## THE TASK
Of all the lines in the material below, how many include the string "Fährstr"? Give the number only.

## GIVEN RECORDS
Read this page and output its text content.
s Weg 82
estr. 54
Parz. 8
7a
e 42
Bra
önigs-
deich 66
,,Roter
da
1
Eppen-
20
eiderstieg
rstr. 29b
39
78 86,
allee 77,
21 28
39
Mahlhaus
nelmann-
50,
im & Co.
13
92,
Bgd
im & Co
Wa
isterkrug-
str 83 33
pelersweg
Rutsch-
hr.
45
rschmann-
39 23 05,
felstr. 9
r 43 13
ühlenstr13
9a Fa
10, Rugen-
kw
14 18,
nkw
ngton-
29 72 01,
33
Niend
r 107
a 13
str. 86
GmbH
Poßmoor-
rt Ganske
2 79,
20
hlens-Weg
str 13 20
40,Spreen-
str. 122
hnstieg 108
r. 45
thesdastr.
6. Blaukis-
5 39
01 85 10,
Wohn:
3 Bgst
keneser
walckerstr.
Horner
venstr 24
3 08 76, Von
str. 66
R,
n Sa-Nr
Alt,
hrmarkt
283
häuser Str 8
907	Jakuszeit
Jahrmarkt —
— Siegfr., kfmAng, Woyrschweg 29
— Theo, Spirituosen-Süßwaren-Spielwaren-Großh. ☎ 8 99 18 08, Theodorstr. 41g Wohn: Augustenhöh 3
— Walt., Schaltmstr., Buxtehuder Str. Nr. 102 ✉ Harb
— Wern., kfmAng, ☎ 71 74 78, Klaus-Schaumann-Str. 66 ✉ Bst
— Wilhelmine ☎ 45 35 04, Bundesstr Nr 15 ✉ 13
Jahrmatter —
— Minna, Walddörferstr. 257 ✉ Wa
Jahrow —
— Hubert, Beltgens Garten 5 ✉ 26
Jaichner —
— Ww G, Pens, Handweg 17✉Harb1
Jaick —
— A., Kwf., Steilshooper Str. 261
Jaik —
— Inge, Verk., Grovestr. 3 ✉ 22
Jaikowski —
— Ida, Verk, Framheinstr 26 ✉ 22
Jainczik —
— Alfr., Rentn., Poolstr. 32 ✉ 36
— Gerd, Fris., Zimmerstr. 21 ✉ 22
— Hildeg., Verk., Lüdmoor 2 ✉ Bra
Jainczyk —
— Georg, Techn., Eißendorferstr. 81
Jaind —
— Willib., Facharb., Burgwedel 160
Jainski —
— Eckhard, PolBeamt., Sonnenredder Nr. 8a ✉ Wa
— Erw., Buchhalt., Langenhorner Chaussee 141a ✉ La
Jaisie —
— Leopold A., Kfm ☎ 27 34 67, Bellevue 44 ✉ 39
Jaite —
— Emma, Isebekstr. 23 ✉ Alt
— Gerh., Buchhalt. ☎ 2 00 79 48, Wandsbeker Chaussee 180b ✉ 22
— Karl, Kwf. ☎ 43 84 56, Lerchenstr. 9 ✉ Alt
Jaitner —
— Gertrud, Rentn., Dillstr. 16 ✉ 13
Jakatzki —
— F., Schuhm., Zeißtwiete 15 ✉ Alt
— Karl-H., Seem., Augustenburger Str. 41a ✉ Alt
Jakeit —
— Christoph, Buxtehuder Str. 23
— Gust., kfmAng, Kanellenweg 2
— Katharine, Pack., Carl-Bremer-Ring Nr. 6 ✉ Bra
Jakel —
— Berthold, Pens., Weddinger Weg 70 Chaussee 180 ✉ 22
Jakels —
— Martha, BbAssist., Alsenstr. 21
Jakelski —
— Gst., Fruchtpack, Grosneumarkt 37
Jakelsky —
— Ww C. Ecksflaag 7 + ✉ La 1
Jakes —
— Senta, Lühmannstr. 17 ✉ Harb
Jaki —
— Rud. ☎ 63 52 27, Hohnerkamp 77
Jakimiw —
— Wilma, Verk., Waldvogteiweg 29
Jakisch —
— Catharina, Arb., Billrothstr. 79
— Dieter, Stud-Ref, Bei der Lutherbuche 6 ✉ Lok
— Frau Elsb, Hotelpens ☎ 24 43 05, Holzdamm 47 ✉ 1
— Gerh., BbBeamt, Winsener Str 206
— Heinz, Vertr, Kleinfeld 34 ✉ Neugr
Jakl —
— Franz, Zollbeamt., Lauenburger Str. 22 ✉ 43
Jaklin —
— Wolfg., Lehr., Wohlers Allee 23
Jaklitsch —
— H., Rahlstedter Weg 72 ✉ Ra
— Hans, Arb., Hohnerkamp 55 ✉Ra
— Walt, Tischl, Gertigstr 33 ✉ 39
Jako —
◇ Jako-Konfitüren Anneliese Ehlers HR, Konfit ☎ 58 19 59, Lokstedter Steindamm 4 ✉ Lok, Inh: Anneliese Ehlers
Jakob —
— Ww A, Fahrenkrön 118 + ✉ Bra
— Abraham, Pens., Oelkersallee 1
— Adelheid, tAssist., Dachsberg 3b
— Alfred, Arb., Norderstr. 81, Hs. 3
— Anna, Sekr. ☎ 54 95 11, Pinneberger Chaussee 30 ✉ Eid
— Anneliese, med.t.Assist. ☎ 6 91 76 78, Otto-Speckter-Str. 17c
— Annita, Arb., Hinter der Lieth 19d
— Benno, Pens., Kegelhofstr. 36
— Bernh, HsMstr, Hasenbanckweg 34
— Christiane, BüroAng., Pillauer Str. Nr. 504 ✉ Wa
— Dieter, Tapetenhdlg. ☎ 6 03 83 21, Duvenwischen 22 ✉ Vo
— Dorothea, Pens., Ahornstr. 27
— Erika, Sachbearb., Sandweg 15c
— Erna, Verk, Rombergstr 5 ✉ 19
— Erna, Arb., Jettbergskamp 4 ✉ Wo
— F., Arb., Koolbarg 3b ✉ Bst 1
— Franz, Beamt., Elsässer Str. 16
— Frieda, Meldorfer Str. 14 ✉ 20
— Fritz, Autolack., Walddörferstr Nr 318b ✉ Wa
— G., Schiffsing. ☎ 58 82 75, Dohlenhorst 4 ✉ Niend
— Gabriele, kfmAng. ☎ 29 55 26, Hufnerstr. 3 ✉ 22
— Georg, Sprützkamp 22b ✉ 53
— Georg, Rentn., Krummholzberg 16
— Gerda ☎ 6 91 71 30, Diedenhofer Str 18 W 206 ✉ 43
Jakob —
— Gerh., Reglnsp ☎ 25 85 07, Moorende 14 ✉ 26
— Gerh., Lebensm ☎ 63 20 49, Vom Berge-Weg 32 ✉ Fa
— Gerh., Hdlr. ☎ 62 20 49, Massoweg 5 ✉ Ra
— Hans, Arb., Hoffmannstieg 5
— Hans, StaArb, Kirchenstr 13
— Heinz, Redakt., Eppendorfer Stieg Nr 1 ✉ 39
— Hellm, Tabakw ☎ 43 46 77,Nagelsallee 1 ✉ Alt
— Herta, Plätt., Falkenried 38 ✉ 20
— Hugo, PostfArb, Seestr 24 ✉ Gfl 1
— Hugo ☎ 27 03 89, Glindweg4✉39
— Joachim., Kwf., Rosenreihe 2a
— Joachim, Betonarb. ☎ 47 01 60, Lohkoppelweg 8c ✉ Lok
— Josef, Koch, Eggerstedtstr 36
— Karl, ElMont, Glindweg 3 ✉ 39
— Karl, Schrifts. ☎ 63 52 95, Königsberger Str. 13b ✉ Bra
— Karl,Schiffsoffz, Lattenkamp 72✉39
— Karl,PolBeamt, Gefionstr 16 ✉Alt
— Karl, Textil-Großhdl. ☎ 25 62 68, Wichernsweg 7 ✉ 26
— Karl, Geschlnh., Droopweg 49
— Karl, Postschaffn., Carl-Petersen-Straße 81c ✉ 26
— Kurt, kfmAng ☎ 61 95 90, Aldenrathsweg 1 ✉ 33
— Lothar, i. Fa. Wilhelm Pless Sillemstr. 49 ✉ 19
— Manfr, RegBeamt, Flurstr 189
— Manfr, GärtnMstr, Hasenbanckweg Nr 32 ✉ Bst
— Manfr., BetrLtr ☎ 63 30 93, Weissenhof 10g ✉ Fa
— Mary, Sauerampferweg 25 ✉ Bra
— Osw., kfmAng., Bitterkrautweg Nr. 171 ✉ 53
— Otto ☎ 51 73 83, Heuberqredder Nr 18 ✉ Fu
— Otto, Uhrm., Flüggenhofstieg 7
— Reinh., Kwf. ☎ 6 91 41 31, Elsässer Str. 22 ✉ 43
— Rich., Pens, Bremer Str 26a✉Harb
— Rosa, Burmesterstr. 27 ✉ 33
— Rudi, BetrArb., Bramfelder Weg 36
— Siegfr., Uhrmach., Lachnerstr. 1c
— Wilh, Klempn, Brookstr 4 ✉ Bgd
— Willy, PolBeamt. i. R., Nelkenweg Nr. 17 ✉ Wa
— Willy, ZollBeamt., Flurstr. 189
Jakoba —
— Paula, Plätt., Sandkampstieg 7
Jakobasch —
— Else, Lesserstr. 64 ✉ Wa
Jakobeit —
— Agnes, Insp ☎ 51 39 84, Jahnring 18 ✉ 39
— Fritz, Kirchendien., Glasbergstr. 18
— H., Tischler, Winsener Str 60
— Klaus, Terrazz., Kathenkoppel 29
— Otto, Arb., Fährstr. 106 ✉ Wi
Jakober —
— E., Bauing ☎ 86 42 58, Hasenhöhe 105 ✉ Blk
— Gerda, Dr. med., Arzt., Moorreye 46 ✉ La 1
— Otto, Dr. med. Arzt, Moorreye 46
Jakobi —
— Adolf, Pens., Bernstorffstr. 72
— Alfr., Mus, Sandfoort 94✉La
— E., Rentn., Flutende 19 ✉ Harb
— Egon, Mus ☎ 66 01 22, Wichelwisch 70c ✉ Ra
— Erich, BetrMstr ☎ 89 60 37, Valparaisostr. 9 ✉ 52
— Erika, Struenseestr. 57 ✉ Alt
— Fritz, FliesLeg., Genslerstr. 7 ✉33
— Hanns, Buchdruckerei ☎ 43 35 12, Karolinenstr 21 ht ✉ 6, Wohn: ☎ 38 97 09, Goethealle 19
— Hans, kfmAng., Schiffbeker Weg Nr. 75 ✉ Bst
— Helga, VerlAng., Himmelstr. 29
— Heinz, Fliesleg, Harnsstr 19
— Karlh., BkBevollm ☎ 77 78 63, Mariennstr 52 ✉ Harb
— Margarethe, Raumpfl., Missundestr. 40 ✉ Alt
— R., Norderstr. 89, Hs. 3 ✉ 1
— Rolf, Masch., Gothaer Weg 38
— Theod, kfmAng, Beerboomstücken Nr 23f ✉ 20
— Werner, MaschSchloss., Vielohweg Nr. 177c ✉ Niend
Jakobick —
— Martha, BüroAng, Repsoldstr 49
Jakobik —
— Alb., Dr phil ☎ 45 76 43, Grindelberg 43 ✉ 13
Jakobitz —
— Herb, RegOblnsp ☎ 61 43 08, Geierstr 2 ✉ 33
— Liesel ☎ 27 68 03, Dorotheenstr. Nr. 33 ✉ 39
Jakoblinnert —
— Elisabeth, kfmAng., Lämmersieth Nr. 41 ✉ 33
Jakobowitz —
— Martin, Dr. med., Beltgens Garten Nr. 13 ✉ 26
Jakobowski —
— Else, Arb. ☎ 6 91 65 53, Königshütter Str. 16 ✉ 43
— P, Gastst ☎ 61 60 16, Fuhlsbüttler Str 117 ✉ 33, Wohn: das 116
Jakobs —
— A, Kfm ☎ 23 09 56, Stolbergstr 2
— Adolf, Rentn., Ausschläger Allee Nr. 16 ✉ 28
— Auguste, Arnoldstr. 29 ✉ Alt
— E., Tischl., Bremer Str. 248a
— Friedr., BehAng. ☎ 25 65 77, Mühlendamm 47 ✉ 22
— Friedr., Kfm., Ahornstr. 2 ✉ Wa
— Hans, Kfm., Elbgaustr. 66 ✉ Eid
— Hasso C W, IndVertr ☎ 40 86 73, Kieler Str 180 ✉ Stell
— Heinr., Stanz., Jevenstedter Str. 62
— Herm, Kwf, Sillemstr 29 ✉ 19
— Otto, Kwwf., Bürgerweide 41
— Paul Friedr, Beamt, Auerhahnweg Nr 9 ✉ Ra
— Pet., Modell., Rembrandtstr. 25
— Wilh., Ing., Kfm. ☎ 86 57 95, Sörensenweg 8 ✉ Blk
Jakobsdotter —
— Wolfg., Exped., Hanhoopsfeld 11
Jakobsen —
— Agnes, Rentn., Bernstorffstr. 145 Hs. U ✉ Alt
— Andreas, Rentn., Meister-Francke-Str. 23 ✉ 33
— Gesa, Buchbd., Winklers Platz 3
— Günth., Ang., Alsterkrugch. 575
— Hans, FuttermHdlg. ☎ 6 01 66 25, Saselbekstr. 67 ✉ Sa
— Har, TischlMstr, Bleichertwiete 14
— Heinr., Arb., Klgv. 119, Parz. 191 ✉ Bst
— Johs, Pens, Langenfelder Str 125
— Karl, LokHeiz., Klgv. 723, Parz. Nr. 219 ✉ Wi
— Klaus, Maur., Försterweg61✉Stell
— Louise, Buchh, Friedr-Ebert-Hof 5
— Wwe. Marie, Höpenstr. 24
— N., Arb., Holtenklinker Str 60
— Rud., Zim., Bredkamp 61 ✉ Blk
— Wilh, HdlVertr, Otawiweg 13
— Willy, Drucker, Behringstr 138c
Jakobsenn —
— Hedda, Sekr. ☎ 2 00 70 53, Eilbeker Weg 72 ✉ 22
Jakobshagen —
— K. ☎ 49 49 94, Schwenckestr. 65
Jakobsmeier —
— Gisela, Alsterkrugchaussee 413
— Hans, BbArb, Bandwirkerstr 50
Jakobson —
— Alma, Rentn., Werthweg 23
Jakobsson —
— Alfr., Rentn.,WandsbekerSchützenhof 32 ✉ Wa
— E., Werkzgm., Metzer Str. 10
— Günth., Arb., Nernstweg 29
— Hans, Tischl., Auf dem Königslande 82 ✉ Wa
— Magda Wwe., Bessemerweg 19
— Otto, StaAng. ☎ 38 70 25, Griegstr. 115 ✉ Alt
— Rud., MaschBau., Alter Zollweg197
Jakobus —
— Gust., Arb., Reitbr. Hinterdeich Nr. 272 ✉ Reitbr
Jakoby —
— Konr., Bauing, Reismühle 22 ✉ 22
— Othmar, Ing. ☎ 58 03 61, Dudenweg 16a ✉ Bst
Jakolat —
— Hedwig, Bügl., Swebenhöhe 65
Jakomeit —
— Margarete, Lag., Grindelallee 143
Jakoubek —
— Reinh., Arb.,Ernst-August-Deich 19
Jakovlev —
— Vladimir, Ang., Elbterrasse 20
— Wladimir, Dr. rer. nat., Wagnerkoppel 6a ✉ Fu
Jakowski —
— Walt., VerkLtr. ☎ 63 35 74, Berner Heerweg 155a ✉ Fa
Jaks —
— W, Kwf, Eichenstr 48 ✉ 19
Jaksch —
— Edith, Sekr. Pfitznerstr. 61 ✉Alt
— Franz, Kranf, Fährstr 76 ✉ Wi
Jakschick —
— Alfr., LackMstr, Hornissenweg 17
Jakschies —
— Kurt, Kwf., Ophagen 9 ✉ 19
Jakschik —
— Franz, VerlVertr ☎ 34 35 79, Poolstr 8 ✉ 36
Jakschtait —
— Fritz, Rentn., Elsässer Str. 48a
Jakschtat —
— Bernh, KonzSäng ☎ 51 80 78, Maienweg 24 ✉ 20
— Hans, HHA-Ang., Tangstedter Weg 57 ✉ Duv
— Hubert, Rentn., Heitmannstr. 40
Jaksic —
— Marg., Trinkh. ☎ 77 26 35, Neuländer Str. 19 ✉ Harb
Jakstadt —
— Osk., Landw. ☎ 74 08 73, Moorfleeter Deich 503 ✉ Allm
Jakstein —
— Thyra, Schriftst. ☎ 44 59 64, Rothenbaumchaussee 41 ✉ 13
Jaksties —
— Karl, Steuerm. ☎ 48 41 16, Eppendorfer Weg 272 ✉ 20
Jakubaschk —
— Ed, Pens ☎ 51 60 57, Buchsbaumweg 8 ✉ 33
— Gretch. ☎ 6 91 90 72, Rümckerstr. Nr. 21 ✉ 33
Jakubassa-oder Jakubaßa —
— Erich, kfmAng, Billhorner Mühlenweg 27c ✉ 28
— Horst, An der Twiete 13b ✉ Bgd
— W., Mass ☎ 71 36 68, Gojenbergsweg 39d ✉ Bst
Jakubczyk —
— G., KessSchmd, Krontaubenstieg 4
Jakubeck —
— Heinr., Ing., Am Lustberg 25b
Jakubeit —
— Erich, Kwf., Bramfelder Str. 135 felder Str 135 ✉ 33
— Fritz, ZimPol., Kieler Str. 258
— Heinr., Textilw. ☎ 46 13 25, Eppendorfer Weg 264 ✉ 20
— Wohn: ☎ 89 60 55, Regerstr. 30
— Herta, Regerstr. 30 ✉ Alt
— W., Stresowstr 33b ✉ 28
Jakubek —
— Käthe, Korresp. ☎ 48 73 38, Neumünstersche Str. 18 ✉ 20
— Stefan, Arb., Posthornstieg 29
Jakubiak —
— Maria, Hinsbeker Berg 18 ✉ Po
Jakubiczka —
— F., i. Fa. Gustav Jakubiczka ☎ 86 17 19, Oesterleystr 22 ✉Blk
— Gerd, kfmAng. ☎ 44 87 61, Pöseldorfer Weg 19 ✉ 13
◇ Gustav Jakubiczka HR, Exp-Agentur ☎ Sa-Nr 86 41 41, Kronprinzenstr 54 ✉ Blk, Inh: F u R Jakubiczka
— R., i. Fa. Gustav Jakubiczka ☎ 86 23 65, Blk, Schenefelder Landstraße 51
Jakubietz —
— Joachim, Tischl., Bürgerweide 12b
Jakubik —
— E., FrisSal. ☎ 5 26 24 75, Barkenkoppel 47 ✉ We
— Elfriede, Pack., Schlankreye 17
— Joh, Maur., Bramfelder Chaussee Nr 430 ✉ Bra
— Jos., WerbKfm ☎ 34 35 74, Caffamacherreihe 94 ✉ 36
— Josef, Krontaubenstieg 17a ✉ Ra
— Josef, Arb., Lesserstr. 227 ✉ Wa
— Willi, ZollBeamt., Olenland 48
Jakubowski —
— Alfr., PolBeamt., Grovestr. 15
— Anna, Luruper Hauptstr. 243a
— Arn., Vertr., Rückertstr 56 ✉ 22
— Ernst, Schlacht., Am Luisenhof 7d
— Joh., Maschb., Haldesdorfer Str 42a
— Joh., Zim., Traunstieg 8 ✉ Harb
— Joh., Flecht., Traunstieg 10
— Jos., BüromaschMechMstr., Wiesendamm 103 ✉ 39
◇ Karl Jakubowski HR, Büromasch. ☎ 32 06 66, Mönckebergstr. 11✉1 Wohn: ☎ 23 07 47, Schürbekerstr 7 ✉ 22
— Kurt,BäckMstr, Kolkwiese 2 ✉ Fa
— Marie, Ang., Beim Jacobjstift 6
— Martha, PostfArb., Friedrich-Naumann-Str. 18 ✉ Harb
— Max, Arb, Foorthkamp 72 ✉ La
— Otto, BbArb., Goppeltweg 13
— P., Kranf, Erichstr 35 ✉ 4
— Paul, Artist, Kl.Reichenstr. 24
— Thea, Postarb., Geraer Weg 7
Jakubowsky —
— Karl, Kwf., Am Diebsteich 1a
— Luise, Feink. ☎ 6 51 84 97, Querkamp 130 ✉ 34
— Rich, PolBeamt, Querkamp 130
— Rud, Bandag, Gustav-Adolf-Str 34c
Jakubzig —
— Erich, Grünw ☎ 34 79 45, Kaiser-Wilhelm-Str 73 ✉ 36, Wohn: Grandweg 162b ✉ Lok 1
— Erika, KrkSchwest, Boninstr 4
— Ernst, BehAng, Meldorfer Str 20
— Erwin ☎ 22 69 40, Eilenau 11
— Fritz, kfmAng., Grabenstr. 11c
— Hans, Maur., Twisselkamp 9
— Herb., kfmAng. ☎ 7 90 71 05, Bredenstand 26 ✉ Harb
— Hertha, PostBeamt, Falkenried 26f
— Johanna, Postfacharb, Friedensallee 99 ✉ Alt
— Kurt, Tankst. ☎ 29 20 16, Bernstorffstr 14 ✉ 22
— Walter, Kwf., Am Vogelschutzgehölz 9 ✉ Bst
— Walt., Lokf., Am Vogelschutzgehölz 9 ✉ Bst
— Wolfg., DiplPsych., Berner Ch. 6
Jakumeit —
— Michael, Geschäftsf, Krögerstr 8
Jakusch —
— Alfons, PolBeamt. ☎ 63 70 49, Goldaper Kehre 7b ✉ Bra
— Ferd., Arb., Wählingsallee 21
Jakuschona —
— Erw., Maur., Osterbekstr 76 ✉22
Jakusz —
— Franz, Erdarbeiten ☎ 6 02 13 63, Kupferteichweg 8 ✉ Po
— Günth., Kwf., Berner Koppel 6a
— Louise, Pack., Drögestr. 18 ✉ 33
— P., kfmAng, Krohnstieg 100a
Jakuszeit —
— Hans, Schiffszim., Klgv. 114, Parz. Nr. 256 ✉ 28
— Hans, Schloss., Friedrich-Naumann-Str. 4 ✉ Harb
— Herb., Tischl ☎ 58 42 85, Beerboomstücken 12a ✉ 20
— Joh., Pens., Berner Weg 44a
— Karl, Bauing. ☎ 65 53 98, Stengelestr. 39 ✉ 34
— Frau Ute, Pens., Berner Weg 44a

## RESULT FOR THIS TASK
2